[Extracted data entries]
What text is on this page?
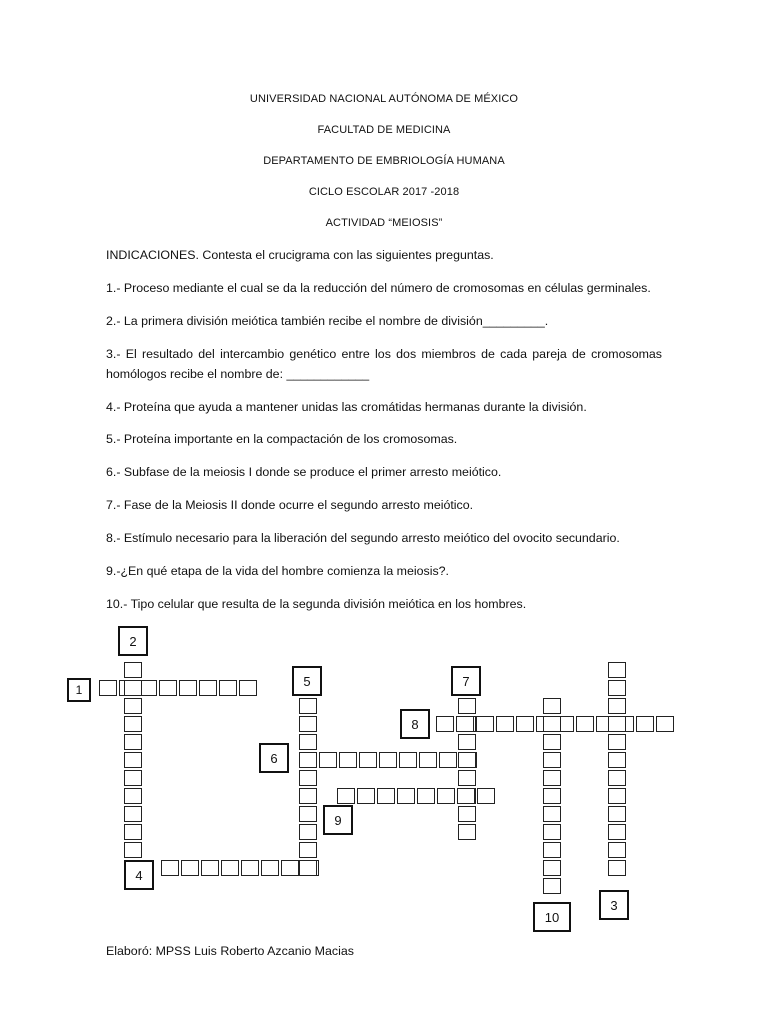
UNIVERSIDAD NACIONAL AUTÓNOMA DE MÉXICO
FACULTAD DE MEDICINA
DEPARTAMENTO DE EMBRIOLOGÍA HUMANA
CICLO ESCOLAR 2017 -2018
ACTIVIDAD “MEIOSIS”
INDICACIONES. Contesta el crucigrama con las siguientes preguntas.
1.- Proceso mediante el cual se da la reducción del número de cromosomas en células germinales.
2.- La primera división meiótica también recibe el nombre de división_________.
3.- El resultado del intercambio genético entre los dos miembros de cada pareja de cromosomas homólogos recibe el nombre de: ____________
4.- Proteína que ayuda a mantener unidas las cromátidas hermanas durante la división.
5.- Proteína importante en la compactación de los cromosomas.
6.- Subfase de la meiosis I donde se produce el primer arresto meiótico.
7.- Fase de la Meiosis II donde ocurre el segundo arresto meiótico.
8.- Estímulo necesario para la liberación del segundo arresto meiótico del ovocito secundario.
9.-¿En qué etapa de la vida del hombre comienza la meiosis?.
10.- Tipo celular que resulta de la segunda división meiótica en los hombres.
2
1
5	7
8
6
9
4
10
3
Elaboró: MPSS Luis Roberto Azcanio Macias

- _Stated task_:
Output the full set of records above without changing a word, and drop the images.

- _The output_:
What text is on this page?
UNIVERSIDAD NACIONAL AUTÓNOMA DE MÉXICO
FACULTAD DE MEDICINA
DEPARTAMENTO DE EMBRIOLOGÍA HUMANA
CICLO ESCOLAR 2017 -2018
ACTIVIDAD “MEIOSIS”
INDICACIONES. Contesta el crucigrama con las siguientes preguntas.
1.- Proceso mediante el cual se da la reducción del número de cromosomas en células germinales.
2.- La primera división meiótica también recibe el nombre de división_________.
3.- El resultado del intercambio genético entre los dos miembros de cada pareja de cromosomas homólogos recibe el nombre de: ____________
4.- Proteína que ayuda a mantener unidas las cromátidas hermanas durante la división.
5.- Proteína importante en la compactación de los cromosomas.
6.- Subfase de la meiosis I donde se produce el primer arresto meiótico.
7.- Fase de la Meiosis II donde ocurre el segundo arresto meiótico.
8.- Estímulo necesario para la liberación del segundo arresto meiótico del ovocito secundario.
9.-¿En qué etapa de la vida del hombre comienza la meiosis?.
10.- Tipo celular que resulta de la segunda división meiótica en los hombres.
2
1
5	7
8
6
9
4
10
3
Elaboró: MPSS Luis Roberto Azcanio Macias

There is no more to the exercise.